• **Written problem**
Repeat each record below exactly as given.

• **Available data**
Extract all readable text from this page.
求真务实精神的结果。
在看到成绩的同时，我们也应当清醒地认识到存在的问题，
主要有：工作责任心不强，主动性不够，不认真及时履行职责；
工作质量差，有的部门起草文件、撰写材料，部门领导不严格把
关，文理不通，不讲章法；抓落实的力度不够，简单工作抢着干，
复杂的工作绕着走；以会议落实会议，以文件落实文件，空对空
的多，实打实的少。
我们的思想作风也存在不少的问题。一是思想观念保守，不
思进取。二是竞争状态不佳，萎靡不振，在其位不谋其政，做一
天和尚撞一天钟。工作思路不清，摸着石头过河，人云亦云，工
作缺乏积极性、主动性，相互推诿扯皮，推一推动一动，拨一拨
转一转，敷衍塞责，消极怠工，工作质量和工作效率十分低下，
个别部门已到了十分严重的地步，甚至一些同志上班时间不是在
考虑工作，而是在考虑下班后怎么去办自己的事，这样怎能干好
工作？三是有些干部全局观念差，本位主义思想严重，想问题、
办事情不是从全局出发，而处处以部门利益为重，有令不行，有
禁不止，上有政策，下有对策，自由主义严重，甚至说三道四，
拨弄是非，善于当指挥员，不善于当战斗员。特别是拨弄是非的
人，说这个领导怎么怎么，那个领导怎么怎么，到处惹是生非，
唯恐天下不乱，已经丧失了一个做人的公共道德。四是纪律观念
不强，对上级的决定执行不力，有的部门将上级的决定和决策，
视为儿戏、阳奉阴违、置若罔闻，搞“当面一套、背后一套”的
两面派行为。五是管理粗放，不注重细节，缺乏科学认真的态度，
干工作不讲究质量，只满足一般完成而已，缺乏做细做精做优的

• **Exercise response**
Extract all readable text from this page.
求真务实精神的结果。
在看到成绩的同时，我们也应当清醒地认识到存在的问题，
主要有：工作责任心不强，主动性不够，不认真及时履行职责；
工作质量差，有的部门起草文件、撰写材料，部门领导不严格把
关，文理不通，不讲章法；抓落实的力度不够，简单工作抢着干，
复杂的工作绕着走；以会议落实会议，以文件落实文件，空对空
的多，实打实的少。
我们的思想作风也存在不少的问题。一是思想观念保守，不
思进取。二是竞争状态不佳，萎靡不振，在其位不谋其政，做一
天和尚撞一天钟。工作思路不清，摸着石头过河，人云亦云，工
作缺乏积极性、主动性，相互推诿扯皮，推一推动一动，拨一拨
转一转，敷衍塞责，消极怠工，工作质量和工作效率十分低下，
个别部门已到了十分严重的地步，甚至一些同志上班时间不是在
考虑工作，而是在考虑下班后怎么去办自己的事，这样怎能干好
工作？三是有些干部全局观念差，本位主义思想严重，想问题、
办事情不是从全局出发，而处处以部门利益为重，有令不行，有
禁不止，上有政策，下有对策，自由主义严重，甚至说三道四，
拨弄是非，善于当指挥员，不善于当战斗员。特别是拨弄是非的
人，说这个领导怎么怎么，那个领导怎么怎么，到处惹是生非，
唯恐天下不乱，已经丧失了一个做人的公共道德。四是纪律观念
不强，对上级的决定执行不力，有的部门将上级的决定和决策，
视为儿戏、阳奉阴违、置若罔闻，搞“当面一套、背后一套”的
两面派行为。五是管理粗放，不注重细节，缺乏科学认真的态度，
干工作不讲究质量，只满足一般完成而已，缺乏做细做精做优的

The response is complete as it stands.